» Exercise brief: Reproduce the data in its entirety, exactly as supplied.
* * *
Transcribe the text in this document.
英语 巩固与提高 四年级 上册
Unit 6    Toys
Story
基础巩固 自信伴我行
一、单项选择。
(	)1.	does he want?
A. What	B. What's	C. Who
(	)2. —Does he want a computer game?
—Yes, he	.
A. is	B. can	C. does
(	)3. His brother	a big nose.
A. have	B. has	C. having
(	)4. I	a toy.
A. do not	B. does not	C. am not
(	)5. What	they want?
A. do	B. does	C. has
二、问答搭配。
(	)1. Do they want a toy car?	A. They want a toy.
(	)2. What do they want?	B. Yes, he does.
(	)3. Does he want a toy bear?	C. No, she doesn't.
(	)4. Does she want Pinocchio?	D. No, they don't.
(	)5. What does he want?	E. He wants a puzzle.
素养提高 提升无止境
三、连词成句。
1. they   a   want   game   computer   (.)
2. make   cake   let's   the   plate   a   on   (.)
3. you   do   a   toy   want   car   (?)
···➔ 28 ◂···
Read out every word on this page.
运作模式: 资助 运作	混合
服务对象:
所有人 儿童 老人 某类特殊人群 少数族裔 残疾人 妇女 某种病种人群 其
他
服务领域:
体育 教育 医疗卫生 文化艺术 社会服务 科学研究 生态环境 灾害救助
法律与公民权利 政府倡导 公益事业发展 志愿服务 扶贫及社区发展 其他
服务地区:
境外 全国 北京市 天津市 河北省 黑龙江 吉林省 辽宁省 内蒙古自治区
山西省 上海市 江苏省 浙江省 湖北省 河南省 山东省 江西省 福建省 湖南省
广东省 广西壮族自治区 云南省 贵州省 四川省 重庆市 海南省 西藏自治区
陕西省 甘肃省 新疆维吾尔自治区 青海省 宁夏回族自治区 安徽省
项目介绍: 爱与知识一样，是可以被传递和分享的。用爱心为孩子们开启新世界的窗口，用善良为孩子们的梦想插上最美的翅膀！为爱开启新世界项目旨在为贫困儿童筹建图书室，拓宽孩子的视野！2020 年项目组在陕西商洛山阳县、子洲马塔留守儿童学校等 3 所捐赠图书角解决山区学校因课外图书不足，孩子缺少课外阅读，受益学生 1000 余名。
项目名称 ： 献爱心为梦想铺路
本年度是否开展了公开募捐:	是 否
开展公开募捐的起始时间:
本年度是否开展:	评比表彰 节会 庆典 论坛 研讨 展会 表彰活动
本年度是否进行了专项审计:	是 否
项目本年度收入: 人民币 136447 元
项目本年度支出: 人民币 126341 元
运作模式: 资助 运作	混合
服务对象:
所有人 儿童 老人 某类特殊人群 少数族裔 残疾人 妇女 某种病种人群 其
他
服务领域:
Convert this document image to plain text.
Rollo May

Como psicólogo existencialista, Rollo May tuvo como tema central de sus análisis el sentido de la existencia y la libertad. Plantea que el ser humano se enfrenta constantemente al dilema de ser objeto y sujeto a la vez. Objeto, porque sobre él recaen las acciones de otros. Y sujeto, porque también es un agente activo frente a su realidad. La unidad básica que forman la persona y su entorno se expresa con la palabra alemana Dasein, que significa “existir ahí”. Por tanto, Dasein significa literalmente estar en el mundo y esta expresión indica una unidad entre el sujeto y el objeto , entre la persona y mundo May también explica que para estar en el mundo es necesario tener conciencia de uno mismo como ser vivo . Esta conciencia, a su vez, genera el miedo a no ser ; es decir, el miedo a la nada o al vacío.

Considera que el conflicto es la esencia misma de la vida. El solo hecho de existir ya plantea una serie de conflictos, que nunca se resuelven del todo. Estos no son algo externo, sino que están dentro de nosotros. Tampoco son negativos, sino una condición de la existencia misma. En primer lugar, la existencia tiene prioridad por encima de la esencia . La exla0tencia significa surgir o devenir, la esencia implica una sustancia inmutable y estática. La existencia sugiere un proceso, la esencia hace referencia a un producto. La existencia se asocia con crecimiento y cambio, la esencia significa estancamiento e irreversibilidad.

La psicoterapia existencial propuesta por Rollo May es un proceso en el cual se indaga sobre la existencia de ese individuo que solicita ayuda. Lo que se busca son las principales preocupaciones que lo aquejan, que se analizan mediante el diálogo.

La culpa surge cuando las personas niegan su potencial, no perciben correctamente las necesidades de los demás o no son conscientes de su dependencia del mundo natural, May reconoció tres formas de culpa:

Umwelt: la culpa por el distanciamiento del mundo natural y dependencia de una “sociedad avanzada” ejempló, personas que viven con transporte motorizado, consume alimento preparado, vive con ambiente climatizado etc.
* * *
» Written answer:
Transcribe the text in this document.
英语 巩固与提高 四年级 上册
Unit 6    Toys
Story
基础巩固 自信伴我行
一、单项选择。
(	)1.	does he want?
A. What	B. What's	C. Who
(	)2. —Does he want a computer game?
—Yes, he	.
A. is	B. can	C. does
(	)3. His brother	a big nose.
A. have	B. has	C. having
(	)4. I	a toy.
A. do not	B. does not	C. am not
(	)5. What	they want?
A. do	B. does	C. has
二、问答搭配。
(	)1. Do they want a toy car?	A. They want a toy.
(	)2. What do they want?	B. Yes, he does.
(	)3. Does he want a toy bear?	C. No, she doesn't.
(	)4. Does she want Pinocchio?	D. No, they don't.
(	)5. What does he want?	E. He wants a puzzle.
素养提高 提升无止境
三、连词成句。
1. they   a   want   game   computer   (.)
2. make   cake   let's   the   plate   a   on   (.)
3. you   do   a   toy   want   car   (?)
···➔ 28 ◂···
Read out every word on this page.
运作模式: 资助 运作	混合
服务对象:
所有人 儿童 老人 某类特殊人群 少数族裔 残疾人 妇女 某种病种人群 其
他
服务领域:
体育 教育 医疗卫生 文化艺术 社会服务 科学研究 生态环境 灾害救助
法律与公民权利 政府倡导 公益事业发展 志愿服务 扶贫及社区发展 其他
服务地区:
境外 全国 北京市 天津市 河北省 黑龙江 吉林省 辽宁省 内蒙古自治区
山西省 上海市 江苏省 浙江省 湖北省 河南省 山东省 江西省 福建省 湖南省
广东省 广西壮族自治区 云南省 贵州省 四川省 重庆市 海南省 西藏自治区
陕西省 甘肃省 新疆维吾尔自治区 青海省 宁夏回族自治区 安徽省
项目介绍: 爱与知识一样，是可以被传递和分享的。用爱心为孩子们开启新世界的窗口，用善良为孩子们的梦想插上最美的翅膀！为爱开启新世界项目旨在为贫困儿童筹建图书室，拓宽孩子的视野！2020 年项目组在陕西商洛山阳县、子洲马塔留守儿童学校等 3 所捐赠图书角解决山区学校因课外图书不足，孩子缺少课外阅读，受益学生 1000 余名。
项目名称 ： 献爱心为梦想铺路
本年度是否开展了公开募捐:	是 否
开展公开募捐的起始时间:
本年度是否开展:	评比表彰 节会 庆典 论坛 研讨 展会 表彰活动
本年度是否进行了专项审计:	是 否
项目本年度收入: 人民币 136447 元
项目本年度支出: 人民币 126341 元
运作模式: 资助 运作	混合
服务对象:
所有人 儿童 老人 某类特殊人群 少数族裔 残疾人 妇女 某种病种人群 其
他
服务领域:
Convert this document image to plain text.
Rollo May

Como psicólogo existencialista, Rollo May tuvo como tema central de sus análisis el sentido de la existencia y la libertad. Plantea que el ser humano se enfrenta constantemente al dilema de ser objeto y sujeto a la vez. Objeto, porque sobre él recaen las acciones de otros. Y sujeto, porque también es un agente activo frente a su realidad. La unidad básica que forman la persona y su entorno se expresa con la palabra alemana Dasein, que significa “existir ahí”. Por tanto, Dasein significa literalmente estar en el mundo y esta expresión indica una unidad entre el sujeto y el objeto , entre la persona y mundo May también explica que para estar en el mundo es necesario tener conciencia de uno mismo como ser vivo . Esta conciencia, a su vez, genera el miedo a no ser ; es decir, el miedo a la nada o al vacío.

Considera que el conflicto es la esencia misma de la vida. El solo hecho de existir ya plantea una serie de conflictos, que nunca se resuelven del todo. Estos no son algo externo, sino que están dentro de nosotros. Tampoco son negativos, sino una condición de la existencia misma. En primer lugar, la existencia tiene prioridad por encima de la esencia . La exla0tencia significa surgir o devenir, la esencia implica una sustancia inmutable y estática. La existencia sugiere un proceso, la esencia hace referencia a un producto. La existencia se asocia con crecimiento y cambio, la esencia significa estancamiento e irreversibilidad.

La psicoterapia existencial propuesta por Rollo May es un proceso en el cual se indaga sobre la existencia de ese individuo que solicita ayuda. Lo que se busca son las principales preocupaciones que lo aquejan, que se analizan mediante el diálogo.

La culpa surge cuando las personas niegan su potencial, no perciben correctamente las necesidades de los demás o no son conscientes de su dependencia del mundo natural, May reconoció tres formas de culpa:

Umwelt: la culpa por el distanciamiento del mundo natural y dependencia de una “sociedad avanzada” ejempló, personas que viven con transporte motorizado, consume alimento preparado, vive con ambiente climatizado etc.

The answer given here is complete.